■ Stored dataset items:
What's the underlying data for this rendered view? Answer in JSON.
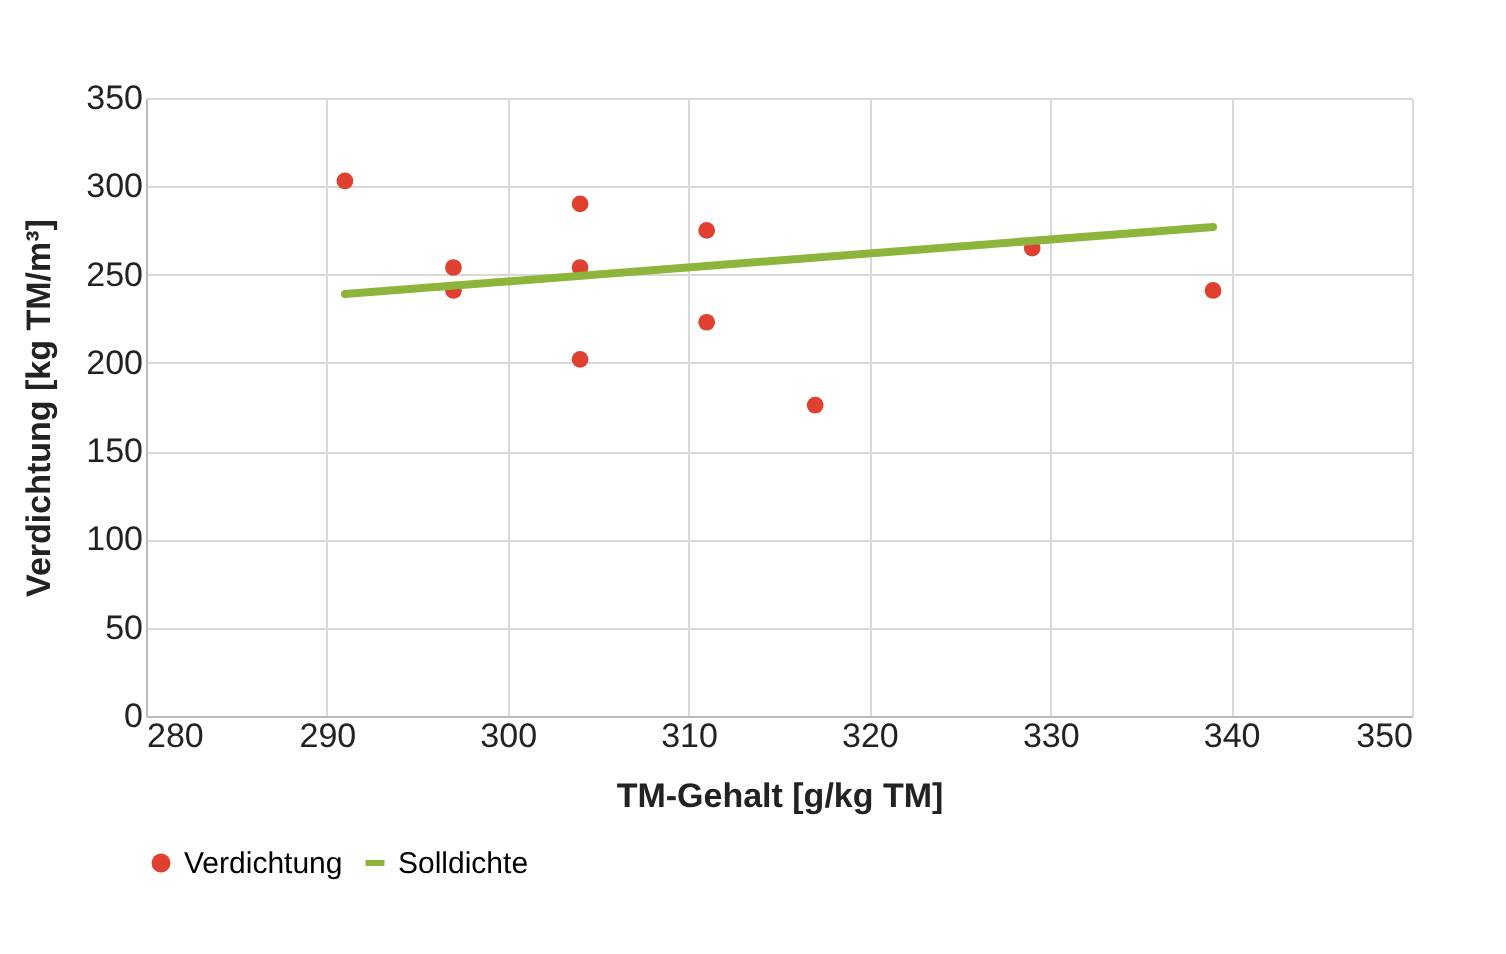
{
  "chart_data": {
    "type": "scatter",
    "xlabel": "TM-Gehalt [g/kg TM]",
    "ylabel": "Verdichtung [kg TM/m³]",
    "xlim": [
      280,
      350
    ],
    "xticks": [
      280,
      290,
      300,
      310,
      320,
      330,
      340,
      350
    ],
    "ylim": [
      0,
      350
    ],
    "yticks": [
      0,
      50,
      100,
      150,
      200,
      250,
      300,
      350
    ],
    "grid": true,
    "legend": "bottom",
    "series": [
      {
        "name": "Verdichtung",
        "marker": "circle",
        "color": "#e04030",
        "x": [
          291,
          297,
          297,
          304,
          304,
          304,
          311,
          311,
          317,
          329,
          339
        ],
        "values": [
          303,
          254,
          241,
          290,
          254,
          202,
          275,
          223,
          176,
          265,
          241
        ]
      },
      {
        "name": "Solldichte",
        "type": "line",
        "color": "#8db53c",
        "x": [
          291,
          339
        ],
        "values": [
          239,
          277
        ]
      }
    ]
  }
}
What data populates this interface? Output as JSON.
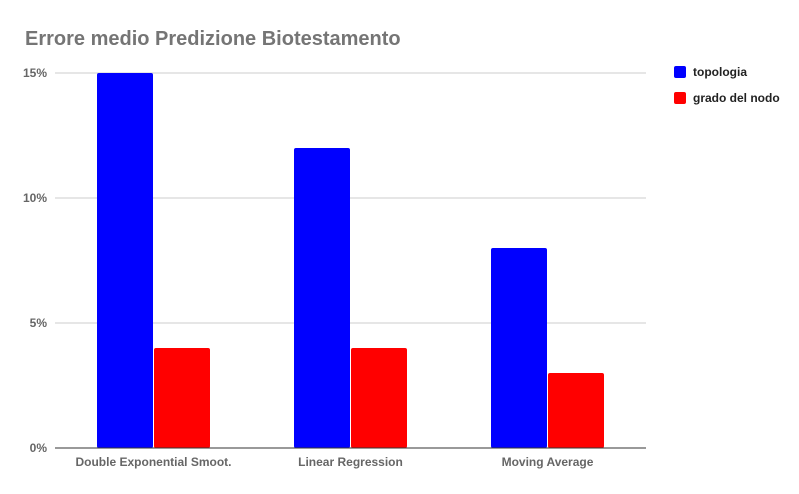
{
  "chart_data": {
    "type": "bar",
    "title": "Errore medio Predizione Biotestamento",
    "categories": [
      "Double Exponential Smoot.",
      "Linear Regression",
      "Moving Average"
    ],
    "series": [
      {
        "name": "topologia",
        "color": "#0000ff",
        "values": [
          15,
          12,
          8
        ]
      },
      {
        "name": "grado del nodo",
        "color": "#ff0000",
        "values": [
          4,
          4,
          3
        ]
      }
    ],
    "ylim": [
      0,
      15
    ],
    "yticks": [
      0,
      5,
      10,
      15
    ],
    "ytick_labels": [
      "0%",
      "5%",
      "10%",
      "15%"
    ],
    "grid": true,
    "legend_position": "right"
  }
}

■ What is expected:
In the material above, show every line where the word "name" turns up.

■ Output of the exercise:
        "name": "Verdichtung",
        "name": "Solldichte",
        "name": "topologia",
        "name": "grado del nodo",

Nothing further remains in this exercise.